## [WHAT IS BEING ASKED]
Please copy all the lines that follow, word for word.

## [SOURCE DATA]
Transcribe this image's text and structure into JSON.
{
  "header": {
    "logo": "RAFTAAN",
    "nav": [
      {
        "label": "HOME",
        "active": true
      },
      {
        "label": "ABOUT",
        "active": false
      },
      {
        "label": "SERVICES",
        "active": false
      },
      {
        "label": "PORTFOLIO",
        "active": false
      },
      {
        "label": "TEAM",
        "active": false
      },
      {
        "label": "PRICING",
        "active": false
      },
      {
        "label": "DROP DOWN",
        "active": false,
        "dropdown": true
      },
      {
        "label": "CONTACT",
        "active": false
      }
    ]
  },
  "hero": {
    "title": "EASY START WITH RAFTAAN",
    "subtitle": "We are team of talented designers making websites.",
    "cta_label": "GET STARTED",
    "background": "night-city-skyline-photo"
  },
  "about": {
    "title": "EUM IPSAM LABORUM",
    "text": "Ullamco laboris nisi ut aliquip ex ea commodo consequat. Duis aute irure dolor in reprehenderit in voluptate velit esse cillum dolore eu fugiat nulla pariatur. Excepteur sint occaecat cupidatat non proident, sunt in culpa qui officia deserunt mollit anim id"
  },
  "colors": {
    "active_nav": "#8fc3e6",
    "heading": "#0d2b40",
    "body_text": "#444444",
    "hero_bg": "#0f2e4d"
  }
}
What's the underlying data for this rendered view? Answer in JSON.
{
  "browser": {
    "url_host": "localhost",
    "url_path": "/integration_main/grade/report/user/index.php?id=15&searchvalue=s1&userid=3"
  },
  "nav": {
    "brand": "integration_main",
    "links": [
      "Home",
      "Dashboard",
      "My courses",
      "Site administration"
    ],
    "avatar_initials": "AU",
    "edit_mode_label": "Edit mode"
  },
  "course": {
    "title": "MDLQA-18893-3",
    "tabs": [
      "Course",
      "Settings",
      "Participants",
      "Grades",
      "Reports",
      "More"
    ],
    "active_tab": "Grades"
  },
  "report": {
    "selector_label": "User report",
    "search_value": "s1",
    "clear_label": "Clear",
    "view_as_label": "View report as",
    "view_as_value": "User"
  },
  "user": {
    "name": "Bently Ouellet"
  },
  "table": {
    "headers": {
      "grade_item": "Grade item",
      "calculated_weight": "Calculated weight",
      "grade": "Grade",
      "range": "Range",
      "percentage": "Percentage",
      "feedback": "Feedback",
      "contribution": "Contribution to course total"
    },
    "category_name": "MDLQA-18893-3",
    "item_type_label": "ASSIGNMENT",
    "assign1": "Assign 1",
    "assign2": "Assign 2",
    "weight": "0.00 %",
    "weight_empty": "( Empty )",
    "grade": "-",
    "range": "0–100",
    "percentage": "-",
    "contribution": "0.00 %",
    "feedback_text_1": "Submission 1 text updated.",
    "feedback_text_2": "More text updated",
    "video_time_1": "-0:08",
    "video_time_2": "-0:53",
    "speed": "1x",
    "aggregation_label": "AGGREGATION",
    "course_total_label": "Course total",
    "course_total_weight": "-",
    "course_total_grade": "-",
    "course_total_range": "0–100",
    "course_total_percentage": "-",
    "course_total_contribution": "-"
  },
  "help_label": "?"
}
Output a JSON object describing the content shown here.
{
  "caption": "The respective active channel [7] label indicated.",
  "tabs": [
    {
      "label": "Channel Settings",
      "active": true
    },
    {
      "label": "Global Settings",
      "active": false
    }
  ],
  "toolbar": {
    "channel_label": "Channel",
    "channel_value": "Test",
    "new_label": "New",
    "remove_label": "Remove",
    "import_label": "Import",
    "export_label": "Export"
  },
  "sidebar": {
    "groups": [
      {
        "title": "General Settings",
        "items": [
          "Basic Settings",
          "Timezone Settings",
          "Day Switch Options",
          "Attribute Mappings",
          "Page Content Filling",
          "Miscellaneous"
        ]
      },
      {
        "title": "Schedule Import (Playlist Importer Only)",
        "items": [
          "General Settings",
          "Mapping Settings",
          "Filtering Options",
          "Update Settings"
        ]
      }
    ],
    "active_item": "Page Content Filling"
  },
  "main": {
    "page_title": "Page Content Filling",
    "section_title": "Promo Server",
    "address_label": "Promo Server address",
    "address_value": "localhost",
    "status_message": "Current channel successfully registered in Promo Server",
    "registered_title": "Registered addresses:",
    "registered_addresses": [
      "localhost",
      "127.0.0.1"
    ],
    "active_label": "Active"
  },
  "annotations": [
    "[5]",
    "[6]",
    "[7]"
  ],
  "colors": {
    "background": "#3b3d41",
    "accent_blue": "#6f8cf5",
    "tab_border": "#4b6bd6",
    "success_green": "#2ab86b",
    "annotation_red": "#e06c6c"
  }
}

## [EXERCISE SOLUTION]
Transcribe this image's text and structure into JSON.
{
  "header": {
    "logo": "RAFTAAN",
    "nav": [
      {
        "label": "HOME",
        "active": true
      },
      {
        "label": "ABOUT",
        "active": false
      },
      {
        "label": "SERVICES",
        "active": false
      },
      {
        "label": "PORTFOLIO",
        "active": false
      },
      {
        "label": "TEAM",
        "active": false
      },
      {
        "label": "PRICING",
        "active": false
      },
      {
        "label": "DROP DOWN",
        "active": false,
        "dropdown": true
      },
      {
        "label": "CONTACT",
        "active": false
      }
    ]
  },
  "hero": {
    "title": "EASY START WITH RAFTAAN",
    "subtitle": "We are team of talented designers making websites.",
    "cta_label": "GET STARTED",
    "background": "night-city-skyline-photo"
  },
  "about": {
    "title": "EUM IPSAM LABORUM",
    "text": "Ullamco laboris nisi ut aliquip ex ea commodo consequat. Duis aute irure dolor in reprehenderit in voluptate velit esse cillum dolore eu fugiat nulla pariatur. Excepteur sint occaecat cupidatat non proident, sunt in culpa qui officia deserunt mollit anim id"
  },
  "colors": {
    "active_nav": "#8fc3e6",
    "heading": "#0d2b40",
    "body_text": "#444444",
    "hero_bg": "#0f2e4d"
  }
}
What's the underlying data for this rendered view? Answer in JSON.
{
  "browser": {
    "url_host": "localhost",
    "url_path": "/integration_main/grade/report/user/index.php?id=15&searchvalue=s1&userid=3"
  },
  "nav": {
    "brand": "integration_main",
    "links": [
      "Home",
      "Dashboard",
      "My courses",
      "Site administration"
    ],
    "avatar_initials": "AU",
    "edit_mode_label": "Edit mode"
  },
  "course": {
    "title": "MDLQA-18893-3",
    "tabs": [
      "Course",
      "Settings",
      "Participants",
      "Grades",
      "Reports",
      "More"
    ],
    "active_tab": "Grades"
  },
  "report": {
    "selector_label": "User report",
    "search_value": "s1",
    "clear_label": "Clear",
    "view_as_label": "View report as",
    "view_as_value": "User"
  },
  "user": {
    "name": "Bently Ouellet"
  },
  "table": {
    "headers": {
      "grade_item": "Grade item",
      "calculated_weight": "Calculated weight",
      "grade": "Grade",
      "range": "Range",
      "percentage": "Percentage",
      "feedback": "Feedback",
      "contribution": "Contribution to course total"
    },
    "category_name": "MDLQA-18893-3",
    "item_type_label": "ASSIGNMENT",
    "assign1": "Assign 1",
    "assign2": "Assign 2",
    "weight": "0.00 %",
    "weight_empty": "( Empty )",
    "grade": "-",
    "range": "0–100",
    "percentage": "-",
    "contribution": "0.00 %",
    "feedback_text_1": "Submission 1 text updated.",
    "feedback_text_2": "More text updated",
    "video_time_1": "-0:08",
    "video_time_2": "-0:53",
    "speed": "1x",
    "aggregation_label": "AGGREGATION",
    "course_total_label": "Course total",
    "course_total_weight": "-",
    "course_total_grade": "-",
    "course_total_range": "0–100",
    "course_total_percentage": "-",
    "course_total_contribution": "-"
  },
  "help_label": "?"
}
Output a JSON object describing the content shown here.
{
  "caption": "The respective active channel [7] label indicated.",
  "tabs": [
    {
      "label": "Channel Settings",
      "active": true
    },
    {
      "label": "Global Settings",
      "active": false
    }
  ],
  "toolbar": {
    "channel_label": "Channel",
    "channel_value": "Test",
    "new_label": "New",
    "remove_label": "Remove",
    "import_label": "Import",
    "export_label": "Export"
  },
  "sidebar": {
    "groups": [
      {
        "title": "General Settings",
        "items": [
          "Basic Settings",
          "Timezone Settings",
          "Day Switch Options",
          "Attribute Mappings",
          "Page Content Filling",
          "Miscellaneous"
        ]
      },
      {
        "title": "Schedule Import (Playlist Importer Only)",
        "items": [
          "General Settings",
          "Mapping Settings",
          "Filtering Options",
          "Update Settings"
        ]
      }
    ],
    "active_item": "Page Content Filling"
  },
  "main": {
    "page_title": "Page Content Filling",
    "section_title": "Promo Server",
    "address_label": "Promo Server address",
    "address_value": "localhost",
    "status_message": "Current channel successfully registered in Promo Server",
    "registered_title": "Registered addresses:",
    "registered_addresses": [
      "localhost",
      "127.0.0.1"
    ],
    "active_label": "Active"
  },
  "annotations": [
    "[5]",
    "[6]",
    "[7]"
  ],
  "colors": {
    "background": "#3b3d41",
    "accent_blue": "#6f8cf5",
    "tab_border": "#4b6bd6",
    "success_green": "#2ab86b",
    "annotation_red": "#e06c6c"
  }
}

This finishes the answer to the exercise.